◆ **Stated goal**
Single out the lines that include the word "both". Copy them.

## BEGIN Supplied data

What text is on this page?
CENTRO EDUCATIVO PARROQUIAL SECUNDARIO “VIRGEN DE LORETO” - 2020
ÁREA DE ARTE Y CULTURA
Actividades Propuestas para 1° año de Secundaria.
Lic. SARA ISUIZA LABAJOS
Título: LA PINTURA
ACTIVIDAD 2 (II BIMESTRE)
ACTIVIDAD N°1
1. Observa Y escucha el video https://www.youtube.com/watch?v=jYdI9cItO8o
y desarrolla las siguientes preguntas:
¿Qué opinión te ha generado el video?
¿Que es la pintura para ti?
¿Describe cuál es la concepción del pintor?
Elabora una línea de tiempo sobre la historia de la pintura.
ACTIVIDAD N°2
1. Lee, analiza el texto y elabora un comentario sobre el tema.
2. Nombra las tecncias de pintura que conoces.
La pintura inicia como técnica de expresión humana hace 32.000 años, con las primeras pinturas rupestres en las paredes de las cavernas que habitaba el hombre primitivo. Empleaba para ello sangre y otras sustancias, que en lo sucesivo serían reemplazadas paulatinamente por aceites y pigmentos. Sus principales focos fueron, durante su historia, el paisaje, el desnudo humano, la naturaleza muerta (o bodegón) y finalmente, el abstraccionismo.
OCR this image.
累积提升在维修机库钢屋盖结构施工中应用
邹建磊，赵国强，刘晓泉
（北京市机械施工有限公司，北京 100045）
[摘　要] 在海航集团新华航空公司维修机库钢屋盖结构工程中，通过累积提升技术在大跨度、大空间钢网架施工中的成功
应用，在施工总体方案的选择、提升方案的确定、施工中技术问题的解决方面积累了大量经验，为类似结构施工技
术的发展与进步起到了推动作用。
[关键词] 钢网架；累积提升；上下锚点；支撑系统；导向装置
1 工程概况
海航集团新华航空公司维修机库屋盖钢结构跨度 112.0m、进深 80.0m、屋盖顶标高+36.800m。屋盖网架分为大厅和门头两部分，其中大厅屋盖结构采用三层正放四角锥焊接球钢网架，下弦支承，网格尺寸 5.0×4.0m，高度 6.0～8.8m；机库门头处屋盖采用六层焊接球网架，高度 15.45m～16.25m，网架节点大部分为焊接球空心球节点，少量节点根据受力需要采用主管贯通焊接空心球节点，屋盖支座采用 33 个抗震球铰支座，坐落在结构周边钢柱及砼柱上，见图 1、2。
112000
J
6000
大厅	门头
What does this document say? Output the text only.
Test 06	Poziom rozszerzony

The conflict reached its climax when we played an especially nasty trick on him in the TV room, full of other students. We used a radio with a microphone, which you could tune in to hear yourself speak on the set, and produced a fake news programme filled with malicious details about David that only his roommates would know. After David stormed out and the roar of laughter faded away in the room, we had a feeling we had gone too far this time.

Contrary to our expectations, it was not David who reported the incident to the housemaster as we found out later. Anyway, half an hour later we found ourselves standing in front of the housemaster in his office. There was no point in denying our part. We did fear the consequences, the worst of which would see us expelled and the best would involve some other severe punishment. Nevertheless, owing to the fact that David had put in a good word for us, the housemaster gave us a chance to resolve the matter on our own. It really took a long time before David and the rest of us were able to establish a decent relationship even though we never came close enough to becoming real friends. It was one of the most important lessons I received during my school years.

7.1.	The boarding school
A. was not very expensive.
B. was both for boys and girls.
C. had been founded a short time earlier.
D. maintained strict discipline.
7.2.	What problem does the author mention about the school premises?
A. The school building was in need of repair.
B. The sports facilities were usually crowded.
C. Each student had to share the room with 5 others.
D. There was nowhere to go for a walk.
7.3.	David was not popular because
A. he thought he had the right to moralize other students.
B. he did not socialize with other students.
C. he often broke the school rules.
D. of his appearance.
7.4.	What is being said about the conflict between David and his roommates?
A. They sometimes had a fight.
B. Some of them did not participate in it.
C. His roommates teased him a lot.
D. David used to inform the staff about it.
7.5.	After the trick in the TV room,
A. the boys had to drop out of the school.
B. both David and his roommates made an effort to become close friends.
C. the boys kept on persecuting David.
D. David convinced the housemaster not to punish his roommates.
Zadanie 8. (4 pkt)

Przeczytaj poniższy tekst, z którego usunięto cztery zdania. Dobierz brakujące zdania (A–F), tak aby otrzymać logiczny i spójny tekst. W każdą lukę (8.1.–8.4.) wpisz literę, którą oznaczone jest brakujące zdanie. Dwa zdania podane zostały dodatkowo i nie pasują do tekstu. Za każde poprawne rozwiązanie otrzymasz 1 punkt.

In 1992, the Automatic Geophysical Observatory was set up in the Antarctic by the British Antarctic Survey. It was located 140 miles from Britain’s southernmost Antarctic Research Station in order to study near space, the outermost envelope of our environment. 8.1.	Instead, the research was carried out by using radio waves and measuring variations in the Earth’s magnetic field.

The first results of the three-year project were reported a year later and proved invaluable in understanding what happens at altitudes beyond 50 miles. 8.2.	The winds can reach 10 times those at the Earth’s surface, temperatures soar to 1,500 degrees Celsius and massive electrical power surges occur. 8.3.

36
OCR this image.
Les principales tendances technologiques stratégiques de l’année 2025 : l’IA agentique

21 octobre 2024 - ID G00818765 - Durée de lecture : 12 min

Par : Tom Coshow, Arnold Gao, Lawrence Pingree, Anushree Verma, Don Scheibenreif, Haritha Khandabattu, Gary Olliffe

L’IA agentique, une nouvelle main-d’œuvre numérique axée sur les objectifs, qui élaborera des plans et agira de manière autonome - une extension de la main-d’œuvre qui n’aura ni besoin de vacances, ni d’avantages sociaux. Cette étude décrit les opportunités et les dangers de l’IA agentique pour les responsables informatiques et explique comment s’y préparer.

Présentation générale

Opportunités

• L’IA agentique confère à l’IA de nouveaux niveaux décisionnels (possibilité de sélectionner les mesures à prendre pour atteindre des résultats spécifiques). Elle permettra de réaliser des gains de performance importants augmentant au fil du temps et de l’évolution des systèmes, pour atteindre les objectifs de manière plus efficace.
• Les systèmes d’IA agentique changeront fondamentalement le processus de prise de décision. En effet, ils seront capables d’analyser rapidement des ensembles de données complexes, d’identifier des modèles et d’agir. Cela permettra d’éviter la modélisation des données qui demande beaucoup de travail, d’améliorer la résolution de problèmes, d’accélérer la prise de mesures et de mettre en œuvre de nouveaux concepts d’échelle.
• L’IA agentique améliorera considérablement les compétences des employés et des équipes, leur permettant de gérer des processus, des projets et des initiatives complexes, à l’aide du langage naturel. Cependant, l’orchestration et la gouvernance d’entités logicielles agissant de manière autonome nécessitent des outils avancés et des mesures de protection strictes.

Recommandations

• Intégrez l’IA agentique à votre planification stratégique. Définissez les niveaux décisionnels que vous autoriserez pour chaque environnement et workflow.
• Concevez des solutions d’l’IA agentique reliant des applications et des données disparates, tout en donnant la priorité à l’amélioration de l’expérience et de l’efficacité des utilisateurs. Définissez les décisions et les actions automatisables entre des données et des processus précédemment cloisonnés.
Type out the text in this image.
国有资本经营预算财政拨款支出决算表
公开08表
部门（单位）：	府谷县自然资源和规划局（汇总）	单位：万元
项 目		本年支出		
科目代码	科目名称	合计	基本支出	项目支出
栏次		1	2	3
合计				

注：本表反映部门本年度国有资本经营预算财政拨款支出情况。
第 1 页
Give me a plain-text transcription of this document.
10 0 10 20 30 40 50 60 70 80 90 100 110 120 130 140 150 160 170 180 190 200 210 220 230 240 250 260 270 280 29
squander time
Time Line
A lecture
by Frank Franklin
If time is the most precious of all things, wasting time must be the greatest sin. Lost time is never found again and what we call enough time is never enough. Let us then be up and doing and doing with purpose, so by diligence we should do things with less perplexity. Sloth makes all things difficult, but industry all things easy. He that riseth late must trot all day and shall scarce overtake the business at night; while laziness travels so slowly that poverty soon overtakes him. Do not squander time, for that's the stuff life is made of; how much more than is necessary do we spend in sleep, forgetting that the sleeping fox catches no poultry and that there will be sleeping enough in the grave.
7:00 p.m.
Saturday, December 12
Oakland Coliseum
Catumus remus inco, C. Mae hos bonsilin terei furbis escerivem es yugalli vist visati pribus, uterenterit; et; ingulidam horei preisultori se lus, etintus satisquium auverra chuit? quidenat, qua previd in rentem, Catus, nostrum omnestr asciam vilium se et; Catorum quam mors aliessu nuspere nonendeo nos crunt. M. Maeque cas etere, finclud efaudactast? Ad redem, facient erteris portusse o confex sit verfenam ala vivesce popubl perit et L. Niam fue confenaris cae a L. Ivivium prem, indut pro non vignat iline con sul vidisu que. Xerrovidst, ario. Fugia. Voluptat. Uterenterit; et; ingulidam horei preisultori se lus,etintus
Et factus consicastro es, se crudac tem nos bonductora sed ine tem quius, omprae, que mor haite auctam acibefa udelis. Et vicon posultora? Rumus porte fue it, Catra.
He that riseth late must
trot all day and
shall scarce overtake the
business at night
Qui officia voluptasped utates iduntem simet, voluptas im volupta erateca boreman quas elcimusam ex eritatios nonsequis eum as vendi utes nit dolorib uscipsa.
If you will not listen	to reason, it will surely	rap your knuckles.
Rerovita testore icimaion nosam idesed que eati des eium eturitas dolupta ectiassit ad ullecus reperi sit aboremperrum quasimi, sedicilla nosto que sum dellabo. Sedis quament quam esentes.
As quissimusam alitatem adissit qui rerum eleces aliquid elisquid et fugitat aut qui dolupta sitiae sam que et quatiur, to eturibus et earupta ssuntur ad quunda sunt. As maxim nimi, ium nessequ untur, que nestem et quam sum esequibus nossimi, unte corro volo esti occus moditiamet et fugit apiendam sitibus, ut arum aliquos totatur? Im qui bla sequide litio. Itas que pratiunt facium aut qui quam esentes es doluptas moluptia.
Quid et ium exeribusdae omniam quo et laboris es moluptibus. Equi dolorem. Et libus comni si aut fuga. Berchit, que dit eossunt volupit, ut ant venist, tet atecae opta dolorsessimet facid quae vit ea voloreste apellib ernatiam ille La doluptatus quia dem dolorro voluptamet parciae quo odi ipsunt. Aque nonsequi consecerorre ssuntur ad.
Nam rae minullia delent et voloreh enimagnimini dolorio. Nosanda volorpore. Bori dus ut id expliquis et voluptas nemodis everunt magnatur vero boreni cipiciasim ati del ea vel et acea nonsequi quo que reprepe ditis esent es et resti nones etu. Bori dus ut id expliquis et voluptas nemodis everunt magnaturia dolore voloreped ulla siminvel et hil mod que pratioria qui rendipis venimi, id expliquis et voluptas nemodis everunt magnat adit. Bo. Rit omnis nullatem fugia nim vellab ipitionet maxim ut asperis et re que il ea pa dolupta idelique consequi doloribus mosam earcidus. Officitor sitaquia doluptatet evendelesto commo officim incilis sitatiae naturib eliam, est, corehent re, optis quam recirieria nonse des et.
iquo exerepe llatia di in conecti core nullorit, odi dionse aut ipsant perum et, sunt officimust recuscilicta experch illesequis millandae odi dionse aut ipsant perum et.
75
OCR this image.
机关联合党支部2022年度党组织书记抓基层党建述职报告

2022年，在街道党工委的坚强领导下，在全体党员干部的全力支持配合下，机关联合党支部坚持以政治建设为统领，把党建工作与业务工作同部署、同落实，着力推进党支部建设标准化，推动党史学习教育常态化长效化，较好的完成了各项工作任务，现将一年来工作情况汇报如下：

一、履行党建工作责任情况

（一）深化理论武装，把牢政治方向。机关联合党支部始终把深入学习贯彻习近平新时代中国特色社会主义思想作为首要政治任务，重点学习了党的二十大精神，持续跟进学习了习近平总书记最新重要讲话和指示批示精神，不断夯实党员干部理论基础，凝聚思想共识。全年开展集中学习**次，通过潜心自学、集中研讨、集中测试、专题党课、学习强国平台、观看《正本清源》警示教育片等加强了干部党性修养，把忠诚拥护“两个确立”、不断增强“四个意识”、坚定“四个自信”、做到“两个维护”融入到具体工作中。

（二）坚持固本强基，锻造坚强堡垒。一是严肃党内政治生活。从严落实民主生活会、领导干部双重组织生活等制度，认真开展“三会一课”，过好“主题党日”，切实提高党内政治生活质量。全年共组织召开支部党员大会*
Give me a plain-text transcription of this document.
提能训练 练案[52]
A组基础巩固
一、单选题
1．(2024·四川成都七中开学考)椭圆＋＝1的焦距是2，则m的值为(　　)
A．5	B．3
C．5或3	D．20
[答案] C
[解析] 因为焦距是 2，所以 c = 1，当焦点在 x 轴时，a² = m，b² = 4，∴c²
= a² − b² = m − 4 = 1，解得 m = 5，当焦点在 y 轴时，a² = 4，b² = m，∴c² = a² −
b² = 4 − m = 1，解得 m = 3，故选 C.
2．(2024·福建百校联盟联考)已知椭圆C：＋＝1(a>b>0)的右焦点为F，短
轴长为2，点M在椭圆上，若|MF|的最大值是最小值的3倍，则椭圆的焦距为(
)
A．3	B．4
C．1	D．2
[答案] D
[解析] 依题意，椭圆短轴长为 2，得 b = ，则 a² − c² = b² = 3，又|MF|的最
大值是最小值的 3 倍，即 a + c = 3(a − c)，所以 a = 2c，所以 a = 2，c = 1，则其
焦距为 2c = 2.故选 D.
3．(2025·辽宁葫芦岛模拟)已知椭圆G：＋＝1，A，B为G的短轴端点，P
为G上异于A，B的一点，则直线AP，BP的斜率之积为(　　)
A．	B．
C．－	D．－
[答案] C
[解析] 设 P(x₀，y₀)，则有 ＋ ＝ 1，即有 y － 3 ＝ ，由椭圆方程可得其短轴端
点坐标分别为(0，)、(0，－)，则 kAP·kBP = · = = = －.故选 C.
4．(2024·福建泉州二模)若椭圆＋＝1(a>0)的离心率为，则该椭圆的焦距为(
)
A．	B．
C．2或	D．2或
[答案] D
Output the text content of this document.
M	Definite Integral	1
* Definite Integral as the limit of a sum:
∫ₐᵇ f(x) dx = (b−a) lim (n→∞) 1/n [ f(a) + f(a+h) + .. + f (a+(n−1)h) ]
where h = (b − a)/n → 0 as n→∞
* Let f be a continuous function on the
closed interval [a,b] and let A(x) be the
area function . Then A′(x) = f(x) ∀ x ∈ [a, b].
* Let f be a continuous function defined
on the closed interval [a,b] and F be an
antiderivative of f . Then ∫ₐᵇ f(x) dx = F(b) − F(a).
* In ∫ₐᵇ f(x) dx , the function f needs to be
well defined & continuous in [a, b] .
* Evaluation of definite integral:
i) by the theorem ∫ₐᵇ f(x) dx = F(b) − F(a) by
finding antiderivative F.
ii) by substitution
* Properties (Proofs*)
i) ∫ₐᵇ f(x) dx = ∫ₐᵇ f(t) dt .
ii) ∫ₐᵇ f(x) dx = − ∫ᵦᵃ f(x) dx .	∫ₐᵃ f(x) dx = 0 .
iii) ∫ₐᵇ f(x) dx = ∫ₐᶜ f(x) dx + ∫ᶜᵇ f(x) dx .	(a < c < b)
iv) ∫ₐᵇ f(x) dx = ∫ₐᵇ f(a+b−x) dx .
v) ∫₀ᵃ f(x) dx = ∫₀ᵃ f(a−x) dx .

## END Supplied data

◆ **Task solution**
B. was both for boys and girls.
B. both David and his roommates made an effort to become close friends.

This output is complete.